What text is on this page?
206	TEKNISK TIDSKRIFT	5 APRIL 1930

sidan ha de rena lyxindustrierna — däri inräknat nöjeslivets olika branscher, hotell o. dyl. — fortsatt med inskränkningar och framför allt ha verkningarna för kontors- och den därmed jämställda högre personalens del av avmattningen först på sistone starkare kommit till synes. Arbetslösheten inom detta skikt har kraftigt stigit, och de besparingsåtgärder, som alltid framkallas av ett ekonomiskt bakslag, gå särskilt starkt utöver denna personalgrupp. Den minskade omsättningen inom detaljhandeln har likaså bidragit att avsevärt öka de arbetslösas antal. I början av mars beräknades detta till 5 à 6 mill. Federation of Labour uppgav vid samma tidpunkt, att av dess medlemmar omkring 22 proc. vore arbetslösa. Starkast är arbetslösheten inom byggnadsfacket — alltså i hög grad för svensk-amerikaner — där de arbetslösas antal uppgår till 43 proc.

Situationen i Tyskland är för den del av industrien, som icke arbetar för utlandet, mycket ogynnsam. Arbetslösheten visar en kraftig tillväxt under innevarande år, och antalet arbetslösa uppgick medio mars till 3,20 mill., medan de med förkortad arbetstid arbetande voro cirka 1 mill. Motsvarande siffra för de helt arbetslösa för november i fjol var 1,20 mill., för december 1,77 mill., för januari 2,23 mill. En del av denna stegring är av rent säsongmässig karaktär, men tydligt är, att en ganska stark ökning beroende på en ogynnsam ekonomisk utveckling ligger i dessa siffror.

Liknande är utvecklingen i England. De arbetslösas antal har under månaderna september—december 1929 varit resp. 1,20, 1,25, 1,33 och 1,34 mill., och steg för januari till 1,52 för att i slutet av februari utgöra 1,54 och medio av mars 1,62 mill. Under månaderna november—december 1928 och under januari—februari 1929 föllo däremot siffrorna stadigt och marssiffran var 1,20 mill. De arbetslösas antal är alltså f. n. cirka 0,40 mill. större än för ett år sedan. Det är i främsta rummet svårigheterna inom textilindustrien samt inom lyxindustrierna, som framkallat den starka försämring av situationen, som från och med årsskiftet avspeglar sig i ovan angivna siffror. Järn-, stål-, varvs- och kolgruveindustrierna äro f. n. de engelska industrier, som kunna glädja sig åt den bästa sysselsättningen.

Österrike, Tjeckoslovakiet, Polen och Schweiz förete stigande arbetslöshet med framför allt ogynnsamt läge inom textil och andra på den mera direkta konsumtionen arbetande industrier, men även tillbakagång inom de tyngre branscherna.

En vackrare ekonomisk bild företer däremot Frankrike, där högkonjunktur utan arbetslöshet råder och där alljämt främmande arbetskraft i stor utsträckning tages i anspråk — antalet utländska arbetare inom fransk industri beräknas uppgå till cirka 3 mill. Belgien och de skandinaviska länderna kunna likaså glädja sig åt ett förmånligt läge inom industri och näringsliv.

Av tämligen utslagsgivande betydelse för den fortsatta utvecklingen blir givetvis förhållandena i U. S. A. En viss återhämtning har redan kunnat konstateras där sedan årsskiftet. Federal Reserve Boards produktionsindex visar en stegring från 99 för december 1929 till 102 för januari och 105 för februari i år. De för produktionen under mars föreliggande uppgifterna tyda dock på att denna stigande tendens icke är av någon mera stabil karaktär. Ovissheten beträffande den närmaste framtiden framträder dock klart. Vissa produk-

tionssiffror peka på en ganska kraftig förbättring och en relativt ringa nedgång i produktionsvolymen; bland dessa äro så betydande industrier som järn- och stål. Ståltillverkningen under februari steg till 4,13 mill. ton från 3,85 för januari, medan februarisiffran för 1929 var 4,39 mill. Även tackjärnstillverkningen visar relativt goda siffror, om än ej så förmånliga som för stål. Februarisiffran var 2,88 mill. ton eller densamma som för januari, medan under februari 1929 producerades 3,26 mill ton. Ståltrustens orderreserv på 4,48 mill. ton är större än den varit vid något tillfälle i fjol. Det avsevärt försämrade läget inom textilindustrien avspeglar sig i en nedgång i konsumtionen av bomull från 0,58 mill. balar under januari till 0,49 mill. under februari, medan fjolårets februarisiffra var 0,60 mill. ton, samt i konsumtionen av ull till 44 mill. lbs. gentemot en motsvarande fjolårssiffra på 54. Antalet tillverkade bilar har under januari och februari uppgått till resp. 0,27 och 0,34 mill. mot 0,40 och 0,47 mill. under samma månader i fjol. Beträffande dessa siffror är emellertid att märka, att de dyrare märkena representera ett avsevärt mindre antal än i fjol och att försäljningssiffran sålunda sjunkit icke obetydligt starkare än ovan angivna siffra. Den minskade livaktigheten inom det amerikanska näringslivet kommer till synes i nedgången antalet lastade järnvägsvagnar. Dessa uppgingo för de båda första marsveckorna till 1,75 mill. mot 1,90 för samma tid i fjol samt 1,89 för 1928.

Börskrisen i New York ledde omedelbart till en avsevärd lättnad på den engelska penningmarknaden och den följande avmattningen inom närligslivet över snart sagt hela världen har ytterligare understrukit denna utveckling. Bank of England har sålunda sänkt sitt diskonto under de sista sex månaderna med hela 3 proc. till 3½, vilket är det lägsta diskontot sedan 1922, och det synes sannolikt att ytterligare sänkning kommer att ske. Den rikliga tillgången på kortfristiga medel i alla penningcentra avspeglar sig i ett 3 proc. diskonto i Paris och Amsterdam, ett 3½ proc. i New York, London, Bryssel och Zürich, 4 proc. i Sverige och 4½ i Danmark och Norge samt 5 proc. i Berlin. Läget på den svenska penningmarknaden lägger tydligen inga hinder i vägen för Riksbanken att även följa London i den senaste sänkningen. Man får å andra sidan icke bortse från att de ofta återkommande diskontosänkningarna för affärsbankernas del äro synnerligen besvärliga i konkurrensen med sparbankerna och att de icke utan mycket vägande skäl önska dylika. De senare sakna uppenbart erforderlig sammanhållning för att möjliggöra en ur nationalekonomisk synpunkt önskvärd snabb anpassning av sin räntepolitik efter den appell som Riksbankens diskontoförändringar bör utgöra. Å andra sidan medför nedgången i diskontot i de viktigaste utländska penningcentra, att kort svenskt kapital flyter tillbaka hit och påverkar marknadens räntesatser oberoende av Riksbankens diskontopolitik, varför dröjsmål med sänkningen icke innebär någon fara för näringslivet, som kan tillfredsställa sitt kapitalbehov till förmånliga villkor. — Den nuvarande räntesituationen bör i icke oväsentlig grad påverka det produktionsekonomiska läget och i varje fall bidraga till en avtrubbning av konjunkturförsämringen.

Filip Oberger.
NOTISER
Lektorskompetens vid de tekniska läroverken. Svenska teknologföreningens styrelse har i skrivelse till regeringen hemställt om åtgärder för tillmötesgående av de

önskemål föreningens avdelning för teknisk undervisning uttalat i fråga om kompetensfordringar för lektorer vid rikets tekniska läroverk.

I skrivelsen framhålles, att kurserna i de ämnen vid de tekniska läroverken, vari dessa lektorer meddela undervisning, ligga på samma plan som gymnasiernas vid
::::::::
> [Instructions to follow]:
Copy out every line from the records that has the word "lektorer".

> [Solution for this exercise]:
önskemål föreningens avdelning för teknisk undervisning uttalat i fråga om kompetensfordringar för lektorer vid rikets tekniska läroverk.
I skrivelsen framhålles, att kurserna i de ämnen vid de tekniska läroverken, vari dessa lektorer meddela undervisning, ligga på samma plan som gymnasiernas vid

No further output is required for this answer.